◆ Exercise data
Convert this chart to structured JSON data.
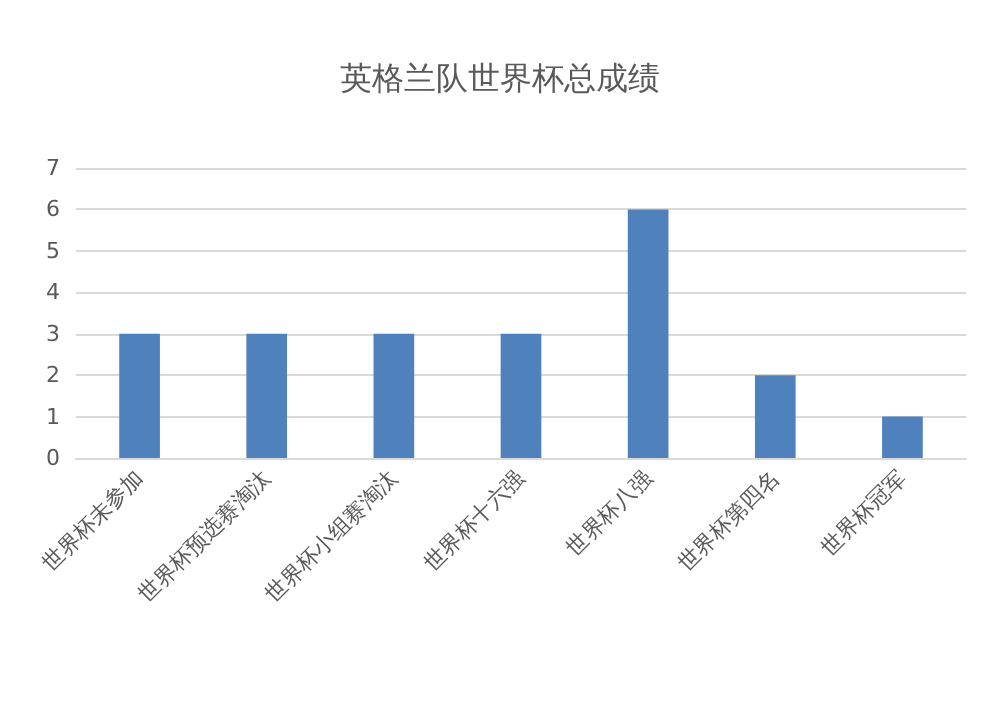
{
  "chart_data": {
    "type": "bar",
    "title": "英格兰队世界杯总成绩",
    "categories": [
      "世界杯未参加",
      "世界杯预选赛淘汰",
      "世界杯小组赛淘汰",
      "世界杯十六强",
      "世界杯八强",
      "世界杯第四名",
      "世界杯冠军"
    ],
    "values": [
      3,
      3,
      3,
      3,
      6,
      2,
      1
    ],
    "color": "#4f81bd",
    "ylim": [
      0,
      7
    ],
    "yticks": [
      0,
      1,
      2,
      3,
      4,
      5,
      6,
      7
    ],
    "grid": "y"
  }
}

◆ Task requirements
Return the entries unchanged, save for the pictures, which do not belong in the copy.

◆ Task response
Convert this chart to structured JSON data.
{
  "chart_data": {
    "type": "bar",
    "title": "英格兰队世界杯总成绩",
    "categories": [
      "世界杯未参加",
      "世界杯预选赛淘汰",
      "世界杯小组赛淘汰",
      "世界杯十六强",
      "世界杯八强",
      "世界杯第四名",
      "世界杯冠军"
    ],
    "values": [
      3,
      3,
      3,
      3,
      6,
      2,
      1
    ],
    "color": "#4f81bd",
    "ylim": [
      0,
      7
    ],
    "yticks": [
      0,
      1,
      2,
      3,
      4,
      5,
      6,
      7
    ],
    "grid": "y"
  }
}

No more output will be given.